====== Provided data

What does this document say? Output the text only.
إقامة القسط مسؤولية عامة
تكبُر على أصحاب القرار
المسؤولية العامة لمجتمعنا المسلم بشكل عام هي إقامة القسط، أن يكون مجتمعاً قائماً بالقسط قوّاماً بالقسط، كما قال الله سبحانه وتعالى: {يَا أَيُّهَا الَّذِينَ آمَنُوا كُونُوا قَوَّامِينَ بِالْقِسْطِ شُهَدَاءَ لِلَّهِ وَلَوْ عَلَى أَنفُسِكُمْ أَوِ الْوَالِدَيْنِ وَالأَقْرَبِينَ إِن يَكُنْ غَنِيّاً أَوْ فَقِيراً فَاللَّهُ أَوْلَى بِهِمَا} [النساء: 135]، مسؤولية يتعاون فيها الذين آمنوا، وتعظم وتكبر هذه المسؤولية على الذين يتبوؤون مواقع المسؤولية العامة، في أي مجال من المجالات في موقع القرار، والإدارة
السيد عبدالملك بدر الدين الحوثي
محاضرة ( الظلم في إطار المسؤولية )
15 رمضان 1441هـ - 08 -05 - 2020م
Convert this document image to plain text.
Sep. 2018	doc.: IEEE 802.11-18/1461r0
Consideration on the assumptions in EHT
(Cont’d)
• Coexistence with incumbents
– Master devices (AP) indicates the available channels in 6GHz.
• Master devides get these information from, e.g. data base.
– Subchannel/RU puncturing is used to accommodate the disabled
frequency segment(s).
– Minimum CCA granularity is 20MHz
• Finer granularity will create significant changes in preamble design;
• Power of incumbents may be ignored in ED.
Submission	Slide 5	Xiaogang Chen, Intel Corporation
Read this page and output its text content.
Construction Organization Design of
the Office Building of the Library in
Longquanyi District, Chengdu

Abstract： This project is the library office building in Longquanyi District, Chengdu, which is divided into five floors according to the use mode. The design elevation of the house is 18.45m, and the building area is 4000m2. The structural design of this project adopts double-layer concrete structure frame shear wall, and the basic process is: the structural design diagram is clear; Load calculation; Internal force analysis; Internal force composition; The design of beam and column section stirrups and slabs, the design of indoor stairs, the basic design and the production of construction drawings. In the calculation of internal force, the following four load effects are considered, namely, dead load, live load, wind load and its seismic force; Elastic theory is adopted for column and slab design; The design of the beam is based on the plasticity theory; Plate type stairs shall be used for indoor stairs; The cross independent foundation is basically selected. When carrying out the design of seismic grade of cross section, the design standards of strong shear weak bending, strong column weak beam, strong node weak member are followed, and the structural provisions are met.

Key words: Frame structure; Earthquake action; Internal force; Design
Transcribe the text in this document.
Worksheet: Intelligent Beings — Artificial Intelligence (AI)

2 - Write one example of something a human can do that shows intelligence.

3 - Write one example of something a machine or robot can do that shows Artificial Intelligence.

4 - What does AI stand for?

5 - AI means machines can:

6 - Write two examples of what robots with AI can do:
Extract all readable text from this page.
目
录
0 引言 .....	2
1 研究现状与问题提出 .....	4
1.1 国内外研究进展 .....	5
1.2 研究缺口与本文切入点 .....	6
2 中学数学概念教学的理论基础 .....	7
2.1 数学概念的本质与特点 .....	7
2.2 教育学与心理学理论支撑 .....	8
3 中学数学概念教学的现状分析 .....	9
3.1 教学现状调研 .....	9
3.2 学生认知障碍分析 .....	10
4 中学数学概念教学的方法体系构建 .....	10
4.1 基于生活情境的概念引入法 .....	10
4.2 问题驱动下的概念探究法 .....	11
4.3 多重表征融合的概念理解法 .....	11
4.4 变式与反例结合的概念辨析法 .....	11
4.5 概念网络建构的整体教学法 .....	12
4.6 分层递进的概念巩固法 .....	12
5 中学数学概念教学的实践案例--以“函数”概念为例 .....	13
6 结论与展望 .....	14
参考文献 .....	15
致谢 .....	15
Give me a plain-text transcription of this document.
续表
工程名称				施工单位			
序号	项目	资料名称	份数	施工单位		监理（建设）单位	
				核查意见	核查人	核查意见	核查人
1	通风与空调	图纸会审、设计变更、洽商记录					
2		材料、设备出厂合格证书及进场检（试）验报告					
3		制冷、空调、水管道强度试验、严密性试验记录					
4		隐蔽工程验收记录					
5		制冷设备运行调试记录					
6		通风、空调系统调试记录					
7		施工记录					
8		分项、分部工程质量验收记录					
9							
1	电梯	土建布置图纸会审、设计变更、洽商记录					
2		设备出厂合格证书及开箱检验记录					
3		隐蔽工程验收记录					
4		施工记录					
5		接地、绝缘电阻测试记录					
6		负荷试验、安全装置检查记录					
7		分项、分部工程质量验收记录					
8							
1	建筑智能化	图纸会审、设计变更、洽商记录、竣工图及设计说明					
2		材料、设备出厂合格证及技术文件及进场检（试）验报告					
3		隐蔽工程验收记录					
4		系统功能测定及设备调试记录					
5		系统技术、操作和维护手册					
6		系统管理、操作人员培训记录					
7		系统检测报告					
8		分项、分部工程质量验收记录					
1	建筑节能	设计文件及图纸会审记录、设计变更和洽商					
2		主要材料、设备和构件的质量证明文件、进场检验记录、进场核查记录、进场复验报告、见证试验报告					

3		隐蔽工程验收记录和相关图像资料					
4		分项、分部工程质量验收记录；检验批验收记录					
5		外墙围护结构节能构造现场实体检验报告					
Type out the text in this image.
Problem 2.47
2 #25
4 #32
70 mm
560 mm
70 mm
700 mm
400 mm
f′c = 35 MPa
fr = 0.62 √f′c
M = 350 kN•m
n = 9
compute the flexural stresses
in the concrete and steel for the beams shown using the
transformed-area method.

============

Pull out each record as written and restate it exactly.

What does this document say? Output the text only.
إقامة القسط مسؤولية عامة
تكبُر على أصحاب القرار
المسؤولية العامة لمجتمعنا المسلم بشكل عام هي إقامة القسط، أن يكون مجتمعاً قائماً بالقسط قوّاماً بالقسط، كما قال الله سبحانه وتعالى: {يَا أَيُّهَا الَّذِينَ آمَنُوا كُونُوا قَوَّامِينَ بِالْقِسْطِ شُهَدَاءَ لِلَّهِ وَلَوْ عَلَى أَنفُسِكُمْ أَوِ الْوَالِدَيْنِ وَالأَقْرَبِينَ إِن يَكُنْ غَنِيّاً أَوْ فَقِيراً فَاللَّهُ أَوْلَى بِهِمَا} [النساء: 135]، مسؤولية يتعاون فيها الذين آمنوا، وتعظم وتكبر هذه المسؤولية على الذين يتبوؤون مواقع المسؤولية العامة، في أي مجال من المجالات في موقع القرار، والإدارة
السيد عبدالملك بدر الدين الحوثي
محاضرة ( الظلم في إطار المسؤولية )
15 رمضان 1441هـ - 08 -05 - 2020م
Convert this document image to plain text.
Sep. 2018	doc.: IEEE 802.11-18/1461r0
Consideration on the assumptions in EHT
(Cont’d)
• Coexistence with incumbents
– Master devices (AP) indicates the available channels in 6GHz.
• Master devides get these information from, e.g. data base.
– Subchannel/RU puncturing is used to accommodate the disabled
frequency segment(s).
– Minimum CCA granularity is 20MHz
• Finer granularity will create significant changes in preamble design;
• Power of incumbents may be ignored in ED.
Submission	Slide 5	Xiaogang Chen, Intel Corporation
Read this page and output its text content.
Construction Organization Design of
the Office Building of the Library in
Longquanyi District, Chengdu

Abstract： This project is the library office building in Longquanyi District, Chengdu, which is divided into five floors according to the use mode. The design elevation of the house is 18.45m, and the building area is 4000m2. The structural design of this project adopts double-layer concrete structure frame shear wall, and the basic process is: the structural design diagram is clear; Load calculation; Internal force analysis; Internal force composition; The design of beam and column section stirrups and slabs, the design of indoor stairs, the basic design and the production of construction drawings. In the calculation of internal force, the following four load effects are considered, namely, dead load, live load, wind load and its seismic force; Elastic theory is adopted for column and slab design; The design of the beam is based on the plasticity theory; Plate type stairs shall be used for indoor stairs; The cross independent foundation is basically selected. When carrying out the design of seismic grade of cross section, the design standards of strong shear weak bending, strong column weak beam, strong node weak member are followed, and the structural provisions are met.

Key words: Frame structure; Earthquake action; Internal force; Design
Transcribe the text in this document.
Worksheet: Intelligent Beings — Artificial Intelligence (AI)

2 - Write one example of something a human can do that shows intelligence.

3 - Write one example of something a machine or robot can do that shows Artificial Intelligence.

4 - What does AI stand for?

5 - AI means machines can:

6 - Write two examples of what robots with AI can do:
Extract all readable text from this page.
目
录
0 引言 .....	2
1 研究现状与问题提出 .....	4
1.1 国内外研究进展 .....	5
1.2 研究缺口与本文切入点 .....	6
2 中学数学概念教学的理论基础 .....	7
2.1 数学概念的本质与特点 .....	7
2.2 教育学与心理学理论支撑 .....	8
3 中学数学概念教学的现状分析 .....	9
3.1 教学现状调研 .....	9
3.2 学生认知障碍分析 .....	10
4 中学数学概念教学的方法体系构建 .....	10
4.1 基于生活情境的概念引入法 .....	10
4.2 问题驱动下的概念探究法 .....	11
4.3 多重表征融合的概念理解法 .....	11
4.4 变式与反例结合的概念辨析法 .....	11
4.5 概念网络建构的整体教学法 .....	12
4.6 分层递进的概念巩固法 .....	12
5 中学数学概念教学的实践案例--以“函数”概念为例 .....	13
6 结论与展望 .....	14
参考文献 .....	15
致谢 .....	15
Give me a plain-text transcription of this document.
续表
工程名称				施工单位			
序号	项目	资料名称	份数	施工单位		监理（建设）单位	
				核查意见	核查人	核查意见	核查人
1	通风与空调	图纸会审、设计变更、洽商记录					
2		材料、设备出厂合格证书及进场检（试）验报告					
3		制冷、空调、水管道强度试验、严密性试验记录					
4		隐蔽工程验收记录					
5		制冷设备运行调试记录					
6		通风、空调系统调试记录					
7		施工记录					
8		分项、分部工程质量验收记录					
9							
1	电梯	土建布置图纸会审、设计变更、洽商记录					
2		设备出厂合格证书及开箱检验记录					
3		隐蔽工程验收记录					
4		施工记录					
5		接地、绝缘电阻测试记录					
6		负荷试验、安全装置检查记录					
7		分项、分部工程质量验收记录					
8							
1	建筑智能化	图纸会审、设计变更、洽商记录、竣工图及设计说明					
2		材料、设备出厂合格证及技术文件及进场检（试）验报告					
3		隐蔽工程验收记录					
4		系统功能测定及设备调试记录					
5		系统技术、操作和维护手册					
6		系统管理、操作人员培训记录					
7		系统检测报告					
8		分项、分部工程质量验收记录					
1	建筑节能	设计文件及图纸会审记录、设计变更和洽商					
2		主要材料、设备和构件的质量证明文件、进场检验记录、进场核查记录、进场复验报告、见证试验报告					

3		隐蔽工程验收记录和相关图像资料					
4		分项、分部工程质量验收记录；检验批验收记录					
5		外墙围护结构节能构造现场实体检验报告					
Type out the text in this image.
Problem 2.47
2 #25
4 #32
70 mm
560 mm
70 mm
700 mm
400 mm
f′c = 35 MPa
fr = 0.62 √f′c
M = 350 kN•m
n = 9
compute the flexural stresses
in the concrete and steel for the beams shown using the
transformed-area method.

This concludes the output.